(Extrait du document)
════════

Dygest vous propose des résumés selectionnés et vulgarisés par la communauté universitaire.
Voici le résumé de l'un d'entre eux.
de Nathaniel Rich
Nous ne pouvons pas dire que nous ne savions pas. Tel est le postulat du récit de Nathaniel Rich sur la réalité du réchauffement climatique décrite depuis des décennies et le danger qui pèse sur la survie de l’espèce humaine. Dès la fin du XIXe siècle, et de façon de plus en plus alarmiste à partir des années 50, de nombreux scientifiques ont réalisé des études, des rapports, ont alerté sur le constat d’un dérèglement climatique dû aux activités humaines. L’humanité a raté son rendez-vous avec le climat, alors que les occasions d’agir n’ont pas manqué. Il y a quarante ans, la Terre aurait pu être sauvée. Aujourd’hui, il est trop tard. Ce sont ces décennies de tergiversations scientifico-politico-industrielles que Nathaniel Rich retrace dans cet ouvrage très documenté.
« À peu près tout ce que nous comprenons du réchauffement climatique à l’heure actuelle était déjà compris en 1979. Et peut-être mieux compris. » (p. 11)
Tels sont les premiers mots de ce récit glaçant qui retrace les quarante années d’errance et de non-action des politiques américains, mais aussi de l’ensemble de la communauté internationale, dans lutte contre le réchauffement climatique et de ses conséquences prévisibles. Cela fait quarante ans, précisément en 1979, qu’un rapport gouvernemental, The Charney report, dirigé par le climatologue américain référent, Jule Charney, a été élaboré avec des scientifiques de renom. Pour la première fois de l’histoire, le lien direct et bien réel était établi entre émissions de CO2 et dérèglement climatique, énoncé d’une seule et même voix. Cette démonstration était complétée par une projection quantifiée des conséquences prévisibles d’une non-réduction des émissions de CO2 sur le réchauffement climatique.
Et si des études avaient été réalisées dès la fin du XIXe siècle sur la question, , les auteurs de ce rapport « choc » pointaient clairement le fait que si l’Homme continuait à recourir aux combustibles fossiles, des changements « significatifs et néfastes » de l’atmosphère terrestre allaient être observés dans les décennies futures. Parmi la communauté scientifique, nombreux étaient ceux à croire que ce rapport allait provoquer un électrochoc des consciences, en particulier chez les hommes politiques au pouvoir, les industriels de l’énergie et les quelques scientifiques sceptiques.

════════

(Enregistrements fournis)
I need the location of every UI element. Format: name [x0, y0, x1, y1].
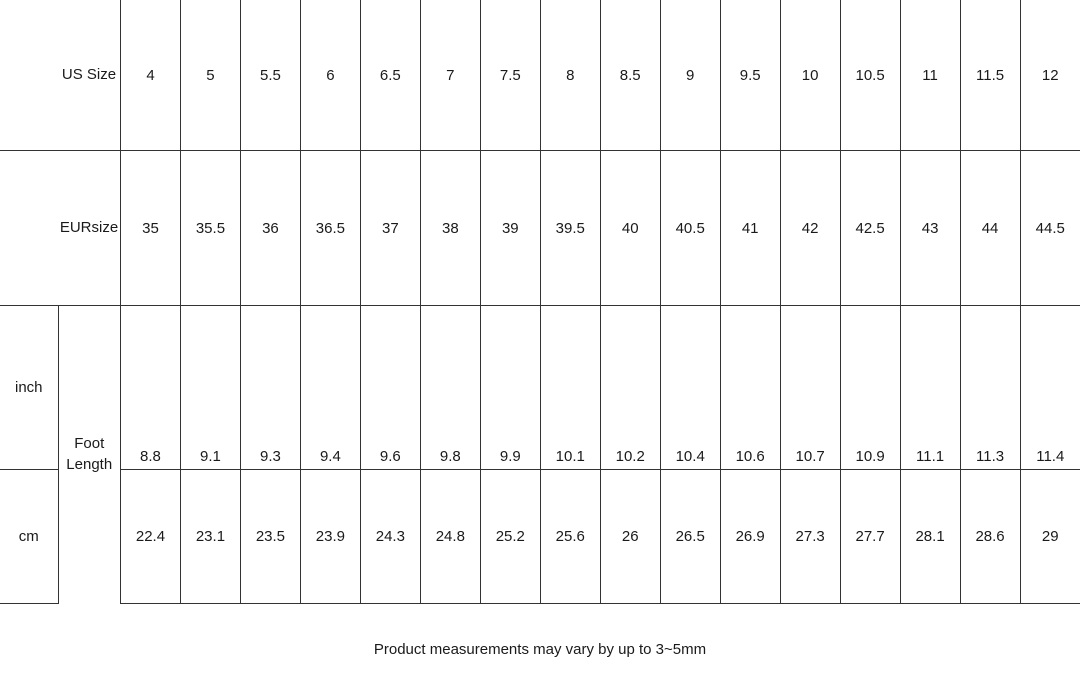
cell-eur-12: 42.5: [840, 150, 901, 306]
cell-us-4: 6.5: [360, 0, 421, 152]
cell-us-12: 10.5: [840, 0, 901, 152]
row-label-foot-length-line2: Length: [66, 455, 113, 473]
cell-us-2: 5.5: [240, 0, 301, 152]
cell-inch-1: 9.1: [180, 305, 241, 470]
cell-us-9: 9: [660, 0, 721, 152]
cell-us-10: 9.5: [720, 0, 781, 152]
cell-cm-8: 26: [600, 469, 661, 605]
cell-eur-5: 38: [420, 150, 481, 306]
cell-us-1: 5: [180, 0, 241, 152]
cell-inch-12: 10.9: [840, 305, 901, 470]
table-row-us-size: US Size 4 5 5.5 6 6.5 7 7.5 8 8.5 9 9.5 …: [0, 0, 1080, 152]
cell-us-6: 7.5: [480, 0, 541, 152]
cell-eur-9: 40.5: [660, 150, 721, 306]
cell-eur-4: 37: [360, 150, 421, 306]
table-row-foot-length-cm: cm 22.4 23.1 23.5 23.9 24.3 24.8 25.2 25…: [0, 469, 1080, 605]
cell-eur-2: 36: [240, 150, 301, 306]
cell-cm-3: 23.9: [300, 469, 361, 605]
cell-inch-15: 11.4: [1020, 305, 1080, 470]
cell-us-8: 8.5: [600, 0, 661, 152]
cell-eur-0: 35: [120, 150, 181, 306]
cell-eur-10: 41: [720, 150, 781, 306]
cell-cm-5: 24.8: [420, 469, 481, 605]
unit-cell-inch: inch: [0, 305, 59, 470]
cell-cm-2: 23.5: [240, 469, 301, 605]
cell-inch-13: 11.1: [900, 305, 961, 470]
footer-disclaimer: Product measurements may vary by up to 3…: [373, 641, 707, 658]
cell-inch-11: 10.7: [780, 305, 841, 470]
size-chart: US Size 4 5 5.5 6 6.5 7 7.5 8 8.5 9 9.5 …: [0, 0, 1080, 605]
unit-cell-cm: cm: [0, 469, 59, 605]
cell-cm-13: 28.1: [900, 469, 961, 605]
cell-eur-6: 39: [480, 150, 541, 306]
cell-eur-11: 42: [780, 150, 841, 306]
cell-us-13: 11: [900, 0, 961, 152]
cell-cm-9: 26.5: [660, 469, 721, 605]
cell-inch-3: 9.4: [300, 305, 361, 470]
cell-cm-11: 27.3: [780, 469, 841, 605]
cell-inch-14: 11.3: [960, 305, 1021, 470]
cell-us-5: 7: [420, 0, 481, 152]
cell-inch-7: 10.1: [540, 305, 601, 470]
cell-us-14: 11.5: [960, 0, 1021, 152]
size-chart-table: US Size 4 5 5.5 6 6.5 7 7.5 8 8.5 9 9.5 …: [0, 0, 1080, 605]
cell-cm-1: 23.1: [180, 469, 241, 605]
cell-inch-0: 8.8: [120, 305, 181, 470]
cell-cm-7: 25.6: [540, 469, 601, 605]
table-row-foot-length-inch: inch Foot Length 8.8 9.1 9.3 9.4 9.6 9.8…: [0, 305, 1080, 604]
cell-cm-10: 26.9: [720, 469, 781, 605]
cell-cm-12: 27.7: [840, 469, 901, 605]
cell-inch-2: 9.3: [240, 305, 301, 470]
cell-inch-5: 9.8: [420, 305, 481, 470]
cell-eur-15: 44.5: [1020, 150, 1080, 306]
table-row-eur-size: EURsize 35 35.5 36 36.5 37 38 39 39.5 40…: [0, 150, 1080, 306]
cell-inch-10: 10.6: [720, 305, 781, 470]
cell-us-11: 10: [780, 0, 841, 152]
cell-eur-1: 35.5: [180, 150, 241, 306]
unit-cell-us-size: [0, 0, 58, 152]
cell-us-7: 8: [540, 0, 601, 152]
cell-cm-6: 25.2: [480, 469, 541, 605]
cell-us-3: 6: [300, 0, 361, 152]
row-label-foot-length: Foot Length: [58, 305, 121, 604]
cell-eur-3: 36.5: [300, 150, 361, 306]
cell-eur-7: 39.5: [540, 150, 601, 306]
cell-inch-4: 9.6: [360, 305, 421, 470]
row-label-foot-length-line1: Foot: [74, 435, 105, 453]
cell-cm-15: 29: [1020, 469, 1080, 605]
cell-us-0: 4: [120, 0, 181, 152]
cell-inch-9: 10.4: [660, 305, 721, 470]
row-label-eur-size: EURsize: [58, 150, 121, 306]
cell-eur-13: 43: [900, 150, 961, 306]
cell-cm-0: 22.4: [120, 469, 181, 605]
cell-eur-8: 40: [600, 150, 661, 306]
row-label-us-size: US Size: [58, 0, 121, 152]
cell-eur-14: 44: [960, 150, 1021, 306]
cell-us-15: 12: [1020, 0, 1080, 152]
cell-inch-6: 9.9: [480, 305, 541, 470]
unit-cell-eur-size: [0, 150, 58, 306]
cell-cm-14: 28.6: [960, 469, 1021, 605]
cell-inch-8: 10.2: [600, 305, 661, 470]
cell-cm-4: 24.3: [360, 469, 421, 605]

════════

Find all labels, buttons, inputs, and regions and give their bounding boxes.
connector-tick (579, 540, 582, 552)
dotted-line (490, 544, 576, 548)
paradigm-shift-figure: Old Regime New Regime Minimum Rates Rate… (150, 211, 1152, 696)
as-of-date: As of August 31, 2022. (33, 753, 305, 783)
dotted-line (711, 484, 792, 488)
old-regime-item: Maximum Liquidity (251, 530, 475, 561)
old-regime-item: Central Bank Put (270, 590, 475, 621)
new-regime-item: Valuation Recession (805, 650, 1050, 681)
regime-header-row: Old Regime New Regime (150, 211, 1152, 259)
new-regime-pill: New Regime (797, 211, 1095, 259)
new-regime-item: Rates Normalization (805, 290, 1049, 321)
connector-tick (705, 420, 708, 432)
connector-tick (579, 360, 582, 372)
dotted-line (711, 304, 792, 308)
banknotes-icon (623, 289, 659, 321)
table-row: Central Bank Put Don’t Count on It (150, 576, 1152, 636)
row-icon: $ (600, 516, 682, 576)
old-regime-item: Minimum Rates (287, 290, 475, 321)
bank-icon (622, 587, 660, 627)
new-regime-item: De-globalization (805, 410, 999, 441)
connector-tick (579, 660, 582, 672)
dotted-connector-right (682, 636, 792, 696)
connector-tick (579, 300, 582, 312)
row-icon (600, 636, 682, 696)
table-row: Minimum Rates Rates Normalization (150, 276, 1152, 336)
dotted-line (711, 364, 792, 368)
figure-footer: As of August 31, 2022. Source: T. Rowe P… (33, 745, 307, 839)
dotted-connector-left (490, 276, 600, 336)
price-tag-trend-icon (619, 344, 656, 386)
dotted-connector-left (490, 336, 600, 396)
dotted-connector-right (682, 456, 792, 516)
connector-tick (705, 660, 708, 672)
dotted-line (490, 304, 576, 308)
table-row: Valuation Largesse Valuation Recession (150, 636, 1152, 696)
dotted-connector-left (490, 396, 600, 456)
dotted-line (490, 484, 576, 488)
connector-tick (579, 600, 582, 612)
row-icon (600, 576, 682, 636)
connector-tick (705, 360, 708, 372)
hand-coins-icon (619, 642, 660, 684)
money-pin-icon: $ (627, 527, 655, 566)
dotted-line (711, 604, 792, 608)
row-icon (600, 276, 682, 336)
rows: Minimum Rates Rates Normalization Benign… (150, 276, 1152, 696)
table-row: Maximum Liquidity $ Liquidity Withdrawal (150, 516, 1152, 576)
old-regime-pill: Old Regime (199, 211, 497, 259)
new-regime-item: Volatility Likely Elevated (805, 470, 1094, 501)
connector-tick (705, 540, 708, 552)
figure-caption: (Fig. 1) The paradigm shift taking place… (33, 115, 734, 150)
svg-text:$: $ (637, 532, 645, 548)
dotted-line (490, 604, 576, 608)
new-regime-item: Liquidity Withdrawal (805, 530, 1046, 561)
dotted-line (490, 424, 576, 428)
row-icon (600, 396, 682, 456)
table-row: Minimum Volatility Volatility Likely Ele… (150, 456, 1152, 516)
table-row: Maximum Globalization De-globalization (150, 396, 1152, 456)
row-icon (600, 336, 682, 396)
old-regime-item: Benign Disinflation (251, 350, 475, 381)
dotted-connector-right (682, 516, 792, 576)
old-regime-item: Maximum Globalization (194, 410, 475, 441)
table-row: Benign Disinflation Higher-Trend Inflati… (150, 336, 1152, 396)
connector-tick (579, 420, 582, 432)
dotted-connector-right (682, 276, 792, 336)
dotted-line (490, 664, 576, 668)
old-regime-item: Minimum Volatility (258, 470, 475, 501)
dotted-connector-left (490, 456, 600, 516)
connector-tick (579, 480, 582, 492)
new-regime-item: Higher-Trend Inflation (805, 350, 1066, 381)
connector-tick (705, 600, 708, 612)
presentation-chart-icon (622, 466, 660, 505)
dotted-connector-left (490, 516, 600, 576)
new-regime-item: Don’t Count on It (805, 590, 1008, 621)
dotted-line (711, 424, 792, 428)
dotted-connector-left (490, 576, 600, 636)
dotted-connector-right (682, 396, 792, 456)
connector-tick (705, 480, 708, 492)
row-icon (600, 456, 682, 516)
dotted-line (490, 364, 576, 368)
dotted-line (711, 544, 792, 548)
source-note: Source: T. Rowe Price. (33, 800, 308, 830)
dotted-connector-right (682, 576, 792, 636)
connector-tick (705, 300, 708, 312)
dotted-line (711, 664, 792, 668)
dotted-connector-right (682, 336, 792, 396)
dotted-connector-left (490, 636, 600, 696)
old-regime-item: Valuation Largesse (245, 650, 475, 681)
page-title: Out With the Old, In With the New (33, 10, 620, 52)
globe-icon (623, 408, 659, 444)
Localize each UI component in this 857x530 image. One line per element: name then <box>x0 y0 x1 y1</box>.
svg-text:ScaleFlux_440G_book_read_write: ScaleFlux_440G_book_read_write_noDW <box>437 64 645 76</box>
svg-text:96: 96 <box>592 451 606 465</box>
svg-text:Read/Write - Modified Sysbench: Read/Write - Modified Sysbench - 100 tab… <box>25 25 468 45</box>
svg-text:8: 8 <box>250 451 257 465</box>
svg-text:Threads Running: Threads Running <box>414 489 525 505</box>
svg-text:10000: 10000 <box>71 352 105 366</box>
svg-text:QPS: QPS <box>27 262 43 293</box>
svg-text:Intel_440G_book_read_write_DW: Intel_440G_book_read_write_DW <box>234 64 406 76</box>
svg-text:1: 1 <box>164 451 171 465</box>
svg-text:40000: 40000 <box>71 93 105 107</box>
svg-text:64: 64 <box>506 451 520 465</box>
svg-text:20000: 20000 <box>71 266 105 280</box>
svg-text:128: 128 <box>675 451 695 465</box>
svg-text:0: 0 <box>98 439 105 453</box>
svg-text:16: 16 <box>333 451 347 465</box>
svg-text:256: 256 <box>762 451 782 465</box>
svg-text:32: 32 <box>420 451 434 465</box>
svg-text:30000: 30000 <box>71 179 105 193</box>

════════

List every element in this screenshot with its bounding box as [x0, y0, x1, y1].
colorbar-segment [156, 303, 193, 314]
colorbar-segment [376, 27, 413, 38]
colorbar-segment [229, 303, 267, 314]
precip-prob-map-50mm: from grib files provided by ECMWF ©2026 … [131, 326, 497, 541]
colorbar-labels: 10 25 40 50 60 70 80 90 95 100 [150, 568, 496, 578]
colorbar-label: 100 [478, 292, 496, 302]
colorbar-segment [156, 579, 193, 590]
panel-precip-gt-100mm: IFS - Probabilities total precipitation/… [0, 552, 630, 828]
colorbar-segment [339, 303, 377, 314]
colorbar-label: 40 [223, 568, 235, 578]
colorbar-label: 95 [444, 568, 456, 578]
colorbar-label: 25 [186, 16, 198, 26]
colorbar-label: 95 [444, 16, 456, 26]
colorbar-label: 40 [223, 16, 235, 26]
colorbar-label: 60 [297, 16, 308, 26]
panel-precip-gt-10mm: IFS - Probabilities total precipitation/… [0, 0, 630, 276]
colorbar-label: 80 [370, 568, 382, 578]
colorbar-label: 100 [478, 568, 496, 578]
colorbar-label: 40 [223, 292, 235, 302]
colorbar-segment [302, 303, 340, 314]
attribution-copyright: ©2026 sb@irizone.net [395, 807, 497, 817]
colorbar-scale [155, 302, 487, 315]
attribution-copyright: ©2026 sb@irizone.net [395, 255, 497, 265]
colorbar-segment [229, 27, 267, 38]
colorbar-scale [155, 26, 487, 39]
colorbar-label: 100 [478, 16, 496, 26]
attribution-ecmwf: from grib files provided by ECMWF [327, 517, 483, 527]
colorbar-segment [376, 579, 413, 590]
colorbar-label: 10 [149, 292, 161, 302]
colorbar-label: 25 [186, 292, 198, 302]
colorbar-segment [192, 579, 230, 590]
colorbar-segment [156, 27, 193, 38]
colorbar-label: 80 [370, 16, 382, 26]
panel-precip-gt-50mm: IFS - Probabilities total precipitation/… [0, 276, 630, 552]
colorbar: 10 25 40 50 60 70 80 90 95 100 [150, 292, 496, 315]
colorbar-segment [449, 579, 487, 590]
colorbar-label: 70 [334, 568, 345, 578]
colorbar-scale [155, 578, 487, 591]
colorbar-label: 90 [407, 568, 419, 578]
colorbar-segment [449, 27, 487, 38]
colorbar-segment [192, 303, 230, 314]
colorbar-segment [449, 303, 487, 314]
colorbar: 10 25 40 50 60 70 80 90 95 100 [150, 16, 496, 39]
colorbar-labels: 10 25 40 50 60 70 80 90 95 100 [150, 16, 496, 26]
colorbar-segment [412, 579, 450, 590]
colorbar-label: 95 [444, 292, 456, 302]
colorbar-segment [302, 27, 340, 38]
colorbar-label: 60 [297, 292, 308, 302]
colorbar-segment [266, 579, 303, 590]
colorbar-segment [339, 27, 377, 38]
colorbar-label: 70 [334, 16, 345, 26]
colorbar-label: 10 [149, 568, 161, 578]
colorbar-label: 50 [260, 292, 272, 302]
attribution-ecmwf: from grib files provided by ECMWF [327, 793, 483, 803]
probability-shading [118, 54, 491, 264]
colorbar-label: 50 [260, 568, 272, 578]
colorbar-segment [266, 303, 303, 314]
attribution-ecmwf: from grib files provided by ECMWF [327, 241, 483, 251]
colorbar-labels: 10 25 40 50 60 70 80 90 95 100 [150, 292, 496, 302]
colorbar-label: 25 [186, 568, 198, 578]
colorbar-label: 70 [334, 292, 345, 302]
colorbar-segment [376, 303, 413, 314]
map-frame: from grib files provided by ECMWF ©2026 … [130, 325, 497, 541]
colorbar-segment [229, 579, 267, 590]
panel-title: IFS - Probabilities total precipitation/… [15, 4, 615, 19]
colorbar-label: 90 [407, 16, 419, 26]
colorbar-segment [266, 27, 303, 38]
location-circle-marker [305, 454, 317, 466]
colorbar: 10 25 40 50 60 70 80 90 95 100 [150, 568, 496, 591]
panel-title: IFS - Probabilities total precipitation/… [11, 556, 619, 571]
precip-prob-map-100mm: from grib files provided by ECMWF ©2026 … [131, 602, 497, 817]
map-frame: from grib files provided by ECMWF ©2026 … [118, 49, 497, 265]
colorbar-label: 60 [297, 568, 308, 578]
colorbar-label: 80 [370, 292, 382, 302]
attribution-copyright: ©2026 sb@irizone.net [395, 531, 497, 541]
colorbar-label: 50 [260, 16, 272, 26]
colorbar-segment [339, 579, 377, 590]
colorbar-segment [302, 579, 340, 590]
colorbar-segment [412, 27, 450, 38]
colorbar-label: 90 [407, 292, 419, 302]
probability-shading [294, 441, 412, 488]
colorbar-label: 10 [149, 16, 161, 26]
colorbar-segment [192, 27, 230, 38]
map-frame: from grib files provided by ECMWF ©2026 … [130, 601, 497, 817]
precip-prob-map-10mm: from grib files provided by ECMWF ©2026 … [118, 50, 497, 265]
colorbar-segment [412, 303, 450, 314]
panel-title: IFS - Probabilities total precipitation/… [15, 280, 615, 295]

════════

D'après l'extrait, quel climatologue a dirigé le rapport gouvernemental élaboré en 1979 ? Appuyez-vous uniquement sur l'extrait.

Le climatologue américain Jule Charney.